### Source:
--------------------------------

SCA2 Help

The Sound Change Applier 2 is an updated version of my C program which applies a set of sound changes to a lexicon. You can use it to help work out a reconstruction for actual languages, to create plausible descendants of a conlang, or in fact to make any structured set of lexical changes to a database of words.

This version is written in Javascript, which means it runs in your browser. The advantage is that it supports Unicode, it’ll run on all systems, and you don’t have to mess with ASCII or command lines anymore.

Changes since the old SCA.


Try it out! With the default inputs, hit Apply. You should get an output like this:
As if by magic, a selection of Latin words has turned into Portuguese.

The controls

Here’s what the controls do.

Output format tells how you want each line of the output to look like. The first option just prints each output word; this is good for generating a new list of words (e.g. as input for the next round of changes). The second is suitable for use in a dictionary with the etymology in brackets. The third gives the input and output words in order. (See here for how to add glosses.)

--------------------------------

Excerpts from a layout annotation set:
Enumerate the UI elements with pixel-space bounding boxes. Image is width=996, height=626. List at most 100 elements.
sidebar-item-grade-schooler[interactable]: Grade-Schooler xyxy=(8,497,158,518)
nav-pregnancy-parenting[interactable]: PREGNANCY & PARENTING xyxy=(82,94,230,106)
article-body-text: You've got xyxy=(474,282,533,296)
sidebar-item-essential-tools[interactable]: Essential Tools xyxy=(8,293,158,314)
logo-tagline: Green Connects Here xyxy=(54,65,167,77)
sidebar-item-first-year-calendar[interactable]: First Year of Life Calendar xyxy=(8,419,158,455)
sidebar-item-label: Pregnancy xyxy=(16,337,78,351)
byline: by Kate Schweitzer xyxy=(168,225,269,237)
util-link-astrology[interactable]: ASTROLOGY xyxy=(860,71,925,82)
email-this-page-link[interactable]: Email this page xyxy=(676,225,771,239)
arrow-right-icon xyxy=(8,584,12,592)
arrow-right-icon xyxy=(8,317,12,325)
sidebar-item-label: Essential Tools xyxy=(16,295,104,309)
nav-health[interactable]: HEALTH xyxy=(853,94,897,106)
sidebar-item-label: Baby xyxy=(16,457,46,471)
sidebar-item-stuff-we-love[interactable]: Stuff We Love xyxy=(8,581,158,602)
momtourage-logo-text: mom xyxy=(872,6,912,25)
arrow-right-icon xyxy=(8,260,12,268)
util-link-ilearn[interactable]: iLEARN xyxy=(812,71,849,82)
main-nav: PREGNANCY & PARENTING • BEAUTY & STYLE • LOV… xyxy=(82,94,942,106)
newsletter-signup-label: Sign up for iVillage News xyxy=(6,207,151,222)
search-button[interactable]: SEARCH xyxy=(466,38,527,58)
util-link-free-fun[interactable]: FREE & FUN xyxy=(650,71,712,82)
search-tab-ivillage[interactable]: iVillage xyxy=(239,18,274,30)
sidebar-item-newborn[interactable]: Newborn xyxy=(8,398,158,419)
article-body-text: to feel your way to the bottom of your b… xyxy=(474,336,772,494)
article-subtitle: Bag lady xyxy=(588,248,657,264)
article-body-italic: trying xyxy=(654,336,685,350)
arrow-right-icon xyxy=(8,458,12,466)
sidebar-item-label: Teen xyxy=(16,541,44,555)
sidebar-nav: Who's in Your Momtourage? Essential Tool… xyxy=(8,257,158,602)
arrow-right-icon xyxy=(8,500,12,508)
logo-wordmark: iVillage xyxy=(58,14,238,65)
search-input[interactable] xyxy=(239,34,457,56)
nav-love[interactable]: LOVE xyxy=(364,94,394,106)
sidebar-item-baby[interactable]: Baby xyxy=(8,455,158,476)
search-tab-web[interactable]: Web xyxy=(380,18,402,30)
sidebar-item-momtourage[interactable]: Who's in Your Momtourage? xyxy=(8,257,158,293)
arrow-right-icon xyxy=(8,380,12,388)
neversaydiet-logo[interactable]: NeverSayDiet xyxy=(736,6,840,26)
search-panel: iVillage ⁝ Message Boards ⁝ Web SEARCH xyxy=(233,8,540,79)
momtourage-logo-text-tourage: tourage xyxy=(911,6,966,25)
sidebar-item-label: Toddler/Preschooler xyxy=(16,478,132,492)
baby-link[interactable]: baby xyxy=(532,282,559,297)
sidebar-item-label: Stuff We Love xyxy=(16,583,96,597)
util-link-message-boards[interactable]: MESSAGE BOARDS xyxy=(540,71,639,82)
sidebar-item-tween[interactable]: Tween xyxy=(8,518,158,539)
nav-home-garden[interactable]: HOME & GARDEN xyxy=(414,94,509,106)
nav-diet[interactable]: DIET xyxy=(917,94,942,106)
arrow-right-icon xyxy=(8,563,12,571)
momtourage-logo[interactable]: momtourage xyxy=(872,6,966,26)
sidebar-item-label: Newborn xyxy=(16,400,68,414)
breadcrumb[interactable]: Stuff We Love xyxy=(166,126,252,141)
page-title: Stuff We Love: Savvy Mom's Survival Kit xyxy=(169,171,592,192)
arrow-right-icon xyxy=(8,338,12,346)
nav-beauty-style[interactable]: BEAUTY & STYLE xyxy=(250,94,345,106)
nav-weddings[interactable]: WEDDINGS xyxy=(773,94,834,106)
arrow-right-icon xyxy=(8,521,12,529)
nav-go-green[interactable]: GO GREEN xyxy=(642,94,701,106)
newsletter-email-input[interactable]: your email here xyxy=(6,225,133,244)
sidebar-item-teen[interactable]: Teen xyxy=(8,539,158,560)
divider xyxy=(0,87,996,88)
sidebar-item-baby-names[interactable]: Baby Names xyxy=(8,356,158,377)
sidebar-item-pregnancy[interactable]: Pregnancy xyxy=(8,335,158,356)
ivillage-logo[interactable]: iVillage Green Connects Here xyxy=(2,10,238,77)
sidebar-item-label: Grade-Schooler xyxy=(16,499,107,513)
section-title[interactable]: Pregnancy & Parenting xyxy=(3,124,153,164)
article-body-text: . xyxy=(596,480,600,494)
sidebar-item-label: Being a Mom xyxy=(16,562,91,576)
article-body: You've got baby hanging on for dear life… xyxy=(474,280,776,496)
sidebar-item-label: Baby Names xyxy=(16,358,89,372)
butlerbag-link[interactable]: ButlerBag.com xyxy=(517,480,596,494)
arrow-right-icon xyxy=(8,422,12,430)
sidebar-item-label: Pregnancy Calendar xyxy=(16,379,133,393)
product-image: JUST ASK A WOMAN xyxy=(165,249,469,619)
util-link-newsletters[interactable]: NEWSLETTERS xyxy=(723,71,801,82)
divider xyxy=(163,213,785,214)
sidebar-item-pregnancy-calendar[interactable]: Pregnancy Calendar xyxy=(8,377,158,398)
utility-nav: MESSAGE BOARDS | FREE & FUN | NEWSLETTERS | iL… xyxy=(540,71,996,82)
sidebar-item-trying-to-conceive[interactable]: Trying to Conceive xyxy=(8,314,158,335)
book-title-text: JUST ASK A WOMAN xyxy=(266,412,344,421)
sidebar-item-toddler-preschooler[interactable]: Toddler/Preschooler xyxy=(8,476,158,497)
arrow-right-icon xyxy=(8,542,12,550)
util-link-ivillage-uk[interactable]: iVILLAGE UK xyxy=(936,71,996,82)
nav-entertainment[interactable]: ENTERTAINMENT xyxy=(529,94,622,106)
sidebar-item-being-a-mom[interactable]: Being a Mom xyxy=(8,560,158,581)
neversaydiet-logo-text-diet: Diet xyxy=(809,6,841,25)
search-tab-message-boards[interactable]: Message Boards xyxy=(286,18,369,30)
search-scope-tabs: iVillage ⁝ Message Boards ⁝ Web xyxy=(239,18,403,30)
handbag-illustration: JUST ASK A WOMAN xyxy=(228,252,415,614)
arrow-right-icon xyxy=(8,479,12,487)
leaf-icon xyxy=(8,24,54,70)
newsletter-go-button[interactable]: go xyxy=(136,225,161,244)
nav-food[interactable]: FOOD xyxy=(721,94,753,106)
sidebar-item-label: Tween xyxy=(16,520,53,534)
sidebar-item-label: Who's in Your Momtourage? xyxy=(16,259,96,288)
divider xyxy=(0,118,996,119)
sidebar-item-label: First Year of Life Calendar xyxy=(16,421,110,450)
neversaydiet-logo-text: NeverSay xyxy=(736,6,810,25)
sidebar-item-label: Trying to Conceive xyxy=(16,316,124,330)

--------------------------------

### Given instruction A:
Answer these questions using the SCA2 help text:
(i) In what language is this version of the program written?
(ii) With the default inputs, what language do the Latin words turn into?
(iii) Which output format option gives the input and output words in order?
### Given instruction B:
Reproduce word for word the stretch of the SCA2 help text from "Changes since the" through "the controls do.".

### Full answer A:
(i) Javascript
(ii) Portuguese
(iii) The third option

### Full answer B:
Changes since the old SCA.


Try it out! With the default inputs, hit Apply. You should get an output like this:
As if by magic, a selection of Latin words has turned into Portuguese.

The controls

Here’s what the controls do.